# YOUR TASK:
Reproduce every line of the listing below without changing anything.

# Spatial annotation entries:
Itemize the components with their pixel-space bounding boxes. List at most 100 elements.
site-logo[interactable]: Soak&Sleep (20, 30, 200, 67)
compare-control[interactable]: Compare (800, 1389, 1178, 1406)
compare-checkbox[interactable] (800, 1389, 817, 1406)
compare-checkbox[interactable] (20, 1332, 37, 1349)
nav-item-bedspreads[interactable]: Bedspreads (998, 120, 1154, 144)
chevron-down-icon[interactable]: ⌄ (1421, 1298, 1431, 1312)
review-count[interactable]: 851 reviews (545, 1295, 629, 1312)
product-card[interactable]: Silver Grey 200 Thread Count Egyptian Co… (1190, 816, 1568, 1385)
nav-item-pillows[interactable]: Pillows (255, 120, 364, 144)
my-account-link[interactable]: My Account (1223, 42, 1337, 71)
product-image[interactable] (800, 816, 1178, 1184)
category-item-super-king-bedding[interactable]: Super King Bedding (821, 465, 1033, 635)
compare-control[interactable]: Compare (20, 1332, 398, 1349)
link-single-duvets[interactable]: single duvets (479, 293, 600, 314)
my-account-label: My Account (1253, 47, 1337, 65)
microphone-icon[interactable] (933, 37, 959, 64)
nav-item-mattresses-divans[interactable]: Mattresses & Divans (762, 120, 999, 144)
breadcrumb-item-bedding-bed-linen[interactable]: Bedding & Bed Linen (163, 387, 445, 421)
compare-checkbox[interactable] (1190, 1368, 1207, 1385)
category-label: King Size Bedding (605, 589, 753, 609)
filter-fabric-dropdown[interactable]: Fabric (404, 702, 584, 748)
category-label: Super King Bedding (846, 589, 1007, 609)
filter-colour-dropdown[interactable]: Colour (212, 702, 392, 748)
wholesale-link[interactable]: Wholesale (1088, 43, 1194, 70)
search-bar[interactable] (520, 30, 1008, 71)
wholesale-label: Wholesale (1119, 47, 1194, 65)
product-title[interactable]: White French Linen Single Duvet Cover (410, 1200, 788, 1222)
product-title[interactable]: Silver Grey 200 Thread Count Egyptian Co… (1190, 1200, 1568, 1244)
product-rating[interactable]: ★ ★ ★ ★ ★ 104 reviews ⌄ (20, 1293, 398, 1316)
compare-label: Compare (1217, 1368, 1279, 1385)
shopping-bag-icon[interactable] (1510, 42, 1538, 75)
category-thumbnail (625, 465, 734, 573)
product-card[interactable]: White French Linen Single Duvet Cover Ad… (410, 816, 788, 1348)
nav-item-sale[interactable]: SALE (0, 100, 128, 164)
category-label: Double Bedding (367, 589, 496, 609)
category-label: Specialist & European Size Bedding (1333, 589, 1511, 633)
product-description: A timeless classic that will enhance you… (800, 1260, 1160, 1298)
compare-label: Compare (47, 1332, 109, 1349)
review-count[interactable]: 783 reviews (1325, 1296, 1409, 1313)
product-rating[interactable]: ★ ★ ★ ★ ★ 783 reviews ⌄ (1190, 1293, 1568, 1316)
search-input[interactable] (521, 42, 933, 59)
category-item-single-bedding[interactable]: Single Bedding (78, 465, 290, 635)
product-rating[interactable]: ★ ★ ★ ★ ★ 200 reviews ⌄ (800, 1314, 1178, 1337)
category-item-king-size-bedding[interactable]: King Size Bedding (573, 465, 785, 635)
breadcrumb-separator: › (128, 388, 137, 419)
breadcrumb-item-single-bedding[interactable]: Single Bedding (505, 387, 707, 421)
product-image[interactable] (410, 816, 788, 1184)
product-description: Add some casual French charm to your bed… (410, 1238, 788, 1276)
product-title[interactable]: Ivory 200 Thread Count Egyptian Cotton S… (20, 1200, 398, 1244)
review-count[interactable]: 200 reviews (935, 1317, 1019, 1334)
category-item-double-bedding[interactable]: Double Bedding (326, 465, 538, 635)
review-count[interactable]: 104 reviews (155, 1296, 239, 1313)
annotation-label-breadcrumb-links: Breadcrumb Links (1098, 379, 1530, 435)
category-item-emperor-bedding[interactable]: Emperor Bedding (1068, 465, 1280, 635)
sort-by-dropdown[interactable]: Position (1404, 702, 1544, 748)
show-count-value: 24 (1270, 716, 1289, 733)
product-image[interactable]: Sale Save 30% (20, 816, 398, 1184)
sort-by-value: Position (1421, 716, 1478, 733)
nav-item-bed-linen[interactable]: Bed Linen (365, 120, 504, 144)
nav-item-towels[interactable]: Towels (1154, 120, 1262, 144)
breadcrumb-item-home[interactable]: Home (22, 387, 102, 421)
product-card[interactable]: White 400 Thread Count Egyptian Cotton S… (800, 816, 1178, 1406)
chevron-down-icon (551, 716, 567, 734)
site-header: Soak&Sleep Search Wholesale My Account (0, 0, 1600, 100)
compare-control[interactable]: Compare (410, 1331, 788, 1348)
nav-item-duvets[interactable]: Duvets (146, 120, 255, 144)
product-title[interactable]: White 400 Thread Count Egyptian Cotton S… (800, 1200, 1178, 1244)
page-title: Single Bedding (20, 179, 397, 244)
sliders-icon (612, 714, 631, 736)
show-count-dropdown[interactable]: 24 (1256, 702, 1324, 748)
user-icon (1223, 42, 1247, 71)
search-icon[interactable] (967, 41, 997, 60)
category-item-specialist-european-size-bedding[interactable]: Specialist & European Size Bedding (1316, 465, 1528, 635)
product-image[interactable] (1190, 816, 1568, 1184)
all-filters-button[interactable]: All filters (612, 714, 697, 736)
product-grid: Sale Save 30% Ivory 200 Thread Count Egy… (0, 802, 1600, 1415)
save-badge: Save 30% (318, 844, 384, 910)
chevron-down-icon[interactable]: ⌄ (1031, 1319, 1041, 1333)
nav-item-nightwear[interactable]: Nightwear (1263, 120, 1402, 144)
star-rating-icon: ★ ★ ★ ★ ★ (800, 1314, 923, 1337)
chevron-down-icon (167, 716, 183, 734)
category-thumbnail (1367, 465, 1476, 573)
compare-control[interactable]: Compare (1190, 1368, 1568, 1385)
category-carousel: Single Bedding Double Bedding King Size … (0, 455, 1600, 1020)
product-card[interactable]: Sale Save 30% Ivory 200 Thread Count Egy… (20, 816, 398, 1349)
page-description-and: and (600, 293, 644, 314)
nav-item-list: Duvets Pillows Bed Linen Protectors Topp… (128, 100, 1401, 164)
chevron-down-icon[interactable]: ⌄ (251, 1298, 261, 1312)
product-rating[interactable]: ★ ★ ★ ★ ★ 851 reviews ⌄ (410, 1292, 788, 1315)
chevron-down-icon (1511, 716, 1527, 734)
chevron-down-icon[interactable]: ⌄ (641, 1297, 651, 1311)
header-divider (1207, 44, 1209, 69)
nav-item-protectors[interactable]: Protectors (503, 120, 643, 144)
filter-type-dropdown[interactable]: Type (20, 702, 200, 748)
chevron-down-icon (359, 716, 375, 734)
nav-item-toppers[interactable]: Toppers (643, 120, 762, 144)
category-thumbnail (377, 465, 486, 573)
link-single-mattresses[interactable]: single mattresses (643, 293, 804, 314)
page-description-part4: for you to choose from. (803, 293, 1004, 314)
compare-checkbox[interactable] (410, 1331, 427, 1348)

# IN RESPONSE:
Itemize the components with their pixel-space bounding boxes. List at most 100 elements.
site-logo[interactable]: Soak&Sleep (20, 30, 200, 67)
compare-control[interactable]: Compare (800, 1389, 1178, 1406)
compare-checkbox[interactable] (800, 1389, 817, 1406)
compare-checkbox[interactable] (20, 1332, 37, 1349)
nav-item-bedspreads[interactable]: Bedspreads (998, 120, 1154, 144)
chevron-down-icon[interactable]: ⌄ (1421, 1298, 1431, 1312)
review-count[interactable]: 851 reviews (545, 1295, 629, 1312)
product-card[interactable]: Silver Grey 200 Thread Count Egyptian Co… (1190, 816, 1568, 1385)
nav-item-pillows[interactable]: Pillows (255, 120, 364, 144)
my-account-link[interactable]: My Account (1223, 42, 1337, 71)
product-image[interactable] (800, 816, 1178, 1184)
category-item-super-king-bedding[interactable]: Super King Bedding (821, 465, 1033, 635)
compare-control[interactable]: Compare (20, 1332, 398, 1349)
link-single-duvets[interactable]: single duvets (479, 293, 600, 314)
my-account-label: My Account (1253, 47, 1337, 65)
microphone-icon[interactable] (933, 37, 959, 64)
nav-item-mattresses-divans[interactable]: Mattresses & Divans (762, 120, 999, 144)
breadcrumb-item-bedding-bed-linen[interactable]: Bedding & Bed Linen (163, 387, 445, 421)
compare-checkbox[interactable] (1190, 1368, 1207, 1385)
category-label: King Size Bedding (605, 589, 753, 609)
filter-fabric-dropdown[interactable]: Fabric (404, 702, 584, 748)
category-label: Super King Bedding (846, 589, 1007, 609)
filter-colour-dropdown[interactable]: Colour (212, 702, 392, 748)
wholesale-link[interactable]: Wholesale (1088, 43, 1194, 70)
search-bar[interactable] (520, 30, 1008, 71)
wholesale-label: Wholesale (1119, 47, 1194, 65)
product-title[interactable]: White French Linen Single Duvet Cover (410, 1200, 788, 1222)
product-title[interactable]: Silver Grey 200 Thread Count Egyptian Co… (1190, 1200, 1568, 1244)
product-rating[interactable]: ★ ★ ★ ★ ★ 104 reviews ⌄ (20, 1293, 398, 1316)
compare-label: Compare (1217, 1368, 1279, 1385)
shopping-bag-icon[interactable] (1510, 42, 1538, 75)
category-thumbnail (625, 465, 734, 573)
product-card[interactable]: White French Linen Single Duvet Cover Ad… (410, 816, 788, 1348)
nav-item-sale[interactable]: SALE (0, 100, 128, 164)
category-label: Double Bedding (367, 589, 496, 609)
category-label: Specialist & European Size Bedding (1333, 589, 1511, 633)
product-description: A timeless classic that will enhance you… (800, 1260, 1160, 1298)
compare-label: Compare (47, 1332, 109, 1349)
review-count[interactable]: 783 reviews (1325, 1296, 1409, 1313)
product-rating[interactable]: ★ ★ ★ ★ ★ 783 reviews ⌄ (1190, 1293, 1568, 1316)
search-input[interactable] (521, 42, 933, 59)
category-item-single-bedding[interactable]: Single Bedding (78, 465, 290, 635)
product-rating[interactable]: ★ ★ ★ ★ ★ 200 reviews ⌄ (800, 1314, 1178, 1337)
category-item-king-size-bedding[interactable]: King Size Bedding (573, 465, 785, 635)
breadcrumb-separator: › (128, 388, 137, 419)
breadcrumb-item-single-bedding[interactable]: Single Bedding (505, 387, 707, 421)
product-image[interactable] (410, 816, 788, 1184)
product-description: Add some casual French charm to your bed… (410, 1238, 788, 1276)
product-title[interactable]: Ivory 200 Thread Count Egyptian Cotton S… (20, 1200, 398, 1244)
review-count[interactable]: 200 reviews (935, 1317, 1019, 1334)
category-item-double-bedding[interactable]: Double Bedding (326, 465, 538, 635)
review-count[interactable]: 104 reviews (155, 1296, 239, 1313)
annotation-label-breadcrumb-links: Breadcrumb Links (1098, 379, 1530, 435)
category-item-emperor-bedding[interactable]: Emperor Bedding (1068, 465, 1280, 635)
sort-by-dropdown[interactable]: Position (1404, 702, 1544, 748)
show-count-value: 24 (1270, 716, 1289, 733)
product-image[interactable]: Sale Save 30% (20, 816, 398, 1184)
sort-by-value: Position (1421, 716, 1478, 733)
nav-item-bed-linen[interactable]: Bed Linen (365, 120, 504, 144)
nav-item-towels[interactable]: Towels (1154, 120, 1262, 144)
breadcrumb-item-home[interactable]: Home (22, 387, 102, 421)
product-card[interactable]: White 400 Thread Count Egyptian Cotton S… (800, 816, 1178, 1406)
chevron-down-icon (551, 716, 567, 734)
site-header: Soak&Sleep Search Wholesale My Account (0, 0, 1600, 100)
compare-control[interactable]: Compare (410, 1331, 788, 1348)
nav-item-duvets[interactable]: Duvets (146, 120, 255, 144)
product-title[interactable]: White 400 Thread Count Egyptian Cotton S… (800, 1200, 1178, 1244)
page-title: Single Bedding (20, 179, 397, 244)
sliders-icon (612, 714, 631, 736)
show-count-dropdown[interactable]: 24 (1256, 702, 1324, 748)
user-icon (1223, 42, 1247, 71)
search-icon[interactable] (967, 41, 997, 60)
category-item-specialist-european-size-bedding[interactable]: Specialist & European Size Bedding (1316, 465, 1528, 635)
product-image[interactable] (1190, 816, 1568, 1184)
all-filters-button[interactable]: All filters (612, 714, 697, 736)
product-grid: Sale Save 30% Ivory 200 Thread Count Egy… (0, 802, 1600, 1415)
save-badge: Save 30% (318, 844, 384, 910)
chevron-down-icon[interactable]: ⌄ (1031, 1319, 1041, 1333)
nav-item-nightwear[interactable]: Nightwear (1263, 120, 1402, 144)
star-rating-icon: ★ ★ ★ ★ ★ (800, 1314, 923, 1337)
chevron-down-icon (167, 716, 183, 734)
category-thumbnail (1367, 465, 1476, 573)
compare-control[interactable]: Compare (1190, 1368, 1568, 1385)
category-carousel: Single Bedding Double Bedding King Size … (0, 455, 1600, 1020)
product-card[interactable]: Sale Save 30% Ivory 200 Thread Count Egy… (20, 816, 398, 1349)
page-description-and: and (600, 293, 644, 314)
nav-item-list: Duvets Pillows Bed Linen Protectors Topp… (128, 100, 1401, 164)
chevron-down-icon[interactable]: ⌄ (251, 1298, 261, 1312)
product-rating[interactable]: ★ ★ ★ ★ ★ 851 reviews ⌄ (410, 1292, 788, 1315)
chevron-down-icon (1511, 716, 1527, 734)
chevron-down-icon[interactable]: ⌄ (641, 1297, 651, 1311)
header-divider (1207, 44, 1209, 69)
nav-item-protectors[interactable]: Protectors (503, 120, 643, 144)
filter-type-dropdown[interactable]: Type (20, 702, 200, 748)
chevron-down-icon (359, 716, 375, 734)
nav-item-toppers[interactable]: Toppers (643, 120, 762, 144)
category-thumbnail (377, 465, 486, 573)
link-single-mattresses[interactable]: single mattresses (643, 293, 804, 314)
page-description-part4: for you to choose from. (803, 293, 1004, 314)
compare-checkbox[interactable] (410, 1331, 427, 1348)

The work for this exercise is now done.